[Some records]
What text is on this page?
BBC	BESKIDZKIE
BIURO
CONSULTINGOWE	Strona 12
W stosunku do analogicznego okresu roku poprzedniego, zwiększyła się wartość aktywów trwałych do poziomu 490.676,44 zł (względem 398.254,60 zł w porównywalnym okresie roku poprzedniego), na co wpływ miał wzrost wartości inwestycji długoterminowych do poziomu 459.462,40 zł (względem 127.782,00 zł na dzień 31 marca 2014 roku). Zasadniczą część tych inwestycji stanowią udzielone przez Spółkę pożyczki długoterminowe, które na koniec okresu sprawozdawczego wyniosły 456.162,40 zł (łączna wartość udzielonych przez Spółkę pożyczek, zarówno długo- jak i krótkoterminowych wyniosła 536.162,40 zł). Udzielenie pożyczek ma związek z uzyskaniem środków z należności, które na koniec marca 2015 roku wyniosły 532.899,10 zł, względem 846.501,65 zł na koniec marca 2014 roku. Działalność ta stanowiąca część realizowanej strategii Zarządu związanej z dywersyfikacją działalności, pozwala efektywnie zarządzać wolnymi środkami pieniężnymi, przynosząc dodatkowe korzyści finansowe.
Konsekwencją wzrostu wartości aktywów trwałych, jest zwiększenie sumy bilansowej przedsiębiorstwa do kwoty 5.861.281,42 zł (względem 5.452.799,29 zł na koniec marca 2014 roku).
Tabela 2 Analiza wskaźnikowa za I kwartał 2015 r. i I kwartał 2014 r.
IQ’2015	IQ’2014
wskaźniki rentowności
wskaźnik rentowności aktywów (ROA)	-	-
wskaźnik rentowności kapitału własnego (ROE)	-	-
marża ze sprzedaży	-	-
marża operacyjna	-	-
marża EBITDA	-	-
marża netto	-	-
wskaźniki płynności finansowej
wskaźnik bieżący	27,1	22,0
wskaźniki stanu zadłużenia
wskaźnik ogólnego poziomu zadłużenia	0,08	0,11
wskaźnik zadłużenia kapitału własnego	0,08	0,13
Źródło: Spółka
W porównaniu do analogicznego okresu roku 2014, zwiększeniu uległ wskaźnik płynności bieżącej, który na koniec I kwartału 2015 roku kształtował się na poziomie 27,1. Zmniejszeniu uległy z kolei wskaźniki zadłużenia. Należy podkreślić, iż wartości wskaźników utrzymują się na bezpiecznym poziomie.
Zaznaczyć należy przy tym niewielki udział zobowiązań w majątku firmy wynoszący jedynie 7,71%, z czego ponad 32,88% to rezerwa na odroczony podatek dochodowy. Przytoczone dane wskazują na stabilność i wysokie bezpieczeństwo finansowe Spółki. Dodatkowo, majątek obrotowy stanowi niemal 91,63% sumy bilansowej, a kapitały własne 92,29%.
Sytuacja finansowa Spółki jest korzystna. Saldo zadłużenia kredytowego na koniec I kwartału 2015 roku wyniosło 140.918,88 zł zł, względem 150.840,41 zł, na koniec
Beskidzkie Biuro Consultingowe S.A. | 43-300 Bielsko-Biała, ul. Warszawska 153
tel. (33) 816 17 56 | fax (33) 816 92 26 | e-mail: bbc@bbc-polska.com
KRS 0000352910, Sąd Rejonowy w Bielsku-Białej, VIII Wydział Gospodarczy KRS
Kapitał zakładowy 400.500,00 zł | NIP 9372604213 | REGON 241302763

## What the task asks
Every line of the records above needs to be given again exactly.

## Worked solution
What text is on this page?
BBC	BESKIDZKIE
BIURO
CONSULTINGOWE	Strona 12
W stosunku do analogicznego okresu roku poprzedniego, zwiększyła się wartość aktywów trwałych do poziomu 490.676,44 zł (względem 398.254,60 zł w porównywalnym okresie roku poprzedniego), na co wpływ miał wzrost wartości inwestycji długoterminowych do poziomu 459.462,40 zł (względem 127.782,00 zł na dzień 31 marca 2014 roku). Zasadniczą część tych inwestycji stanowią udzielone przez Spółkę pożyczki długoterminowe, które na koniec okresu sprawozdawczego wyniosły 456.162,40 zł (łączna wartość udzielonych przez Spółkę pożyczek, zarówno długo- jak i krótkoterminowych wyniosła 536.162,40 zł). Udzielenie pożyczek ma związek z uzyskaniem środków z należności, które na koniec marca 2015 roku wyniosły 532.899,10 zł, względem 846.501,65 zł na koniec marca 2014 roku. Działalność ta stanowiąca część realizowanej strategii Zarządu związanej z dywersyfikacją działalności, pozwala efektywnie zarządzać wolnymi środkami pieniężnymi, przynosząc dodatkowe korzyści finansowe.
Konsekwencją wzrostu wartości aktywów trwałych, jest zwiększenie sumy bilansowej przedsiębiorstwa do kwoty 5.861.281,42 zł (względem 5.452.799,29 zł na koniec marca 2014 roku).
Tabela 2 Analiza wskaźnikowa za I kwartał 2015 r. i I kwartał 2014 r.
IQ’2015	IQ’2014
wskaźniki rentowności
wskaźnik rentowności aktywów (ROA)	-	-
wskaźnik rentowności kapitału własnego (ROE)	-	-
marża ze sprzedaży	-	-
marża operacyjna	-	-
marża EBITDA	-	-
marża netto	-	-
wskaźniki płynności finansowej
wskaźnik bieżący	27,1	22,0
wskaźniki stanu zadłużenia
wskaźnik ogólnego poziomu zadłużenia	0,08	0,11
wskaźnik zadłużenia kapitału własnego	0,08	0,13
Źródło: Spółka
W porównaniu do analogicznego okresu roku 2014, zwiększeniu uległ wskaźnik płynności bieżącej, który na koniec I kwartału 2015 roku kształtował się na poziomie 27,1. Zmniejszeniu uległy z kolei wskaźniki zadłużenia. Należy podkreślić, iż wartości wskaźników utrzymują się na bezpiecznym poziomie.
Zaznaczyć należy przy tym niewielki udział zobowiązań w majątku firmy wynoszący jedynie 7,71%, z czego ponad 32,88% to rezerwa na odroczony podatek dochodowy. Przytoczone dane wskazują na stabilność i wysokie bezpieczeństwo finansowe Spółki. Dodatkowo, majątek obrotowy stanowi niemal 91,63% sumy bilansowej, a kapitały własne 92,29%.
Sytuacja finansowa Spółki jest korzystna. Saldo zadłużenia kredytowego na koniec I kwartału 2015 roku wyniosło 140.918,88 zł zł, względem 150.840,41 zł, na koniec
Beskidzkie Biuro Consultingowe S.A. | 43-300 Bielsko-Biała, ul. Warszawska 153
tel. (33) 816 17 56 | fax (33) 816 92 26 | e-mail: bbc@bbc-polska.com
KRS 0000352910, Sąd Rejonowy w Bielsku-Białej, VIII Wydział Gospodarczy KRS
Kapitał zakładowy 400.500,00 zł | NIP 9372604213 | REGON 241302763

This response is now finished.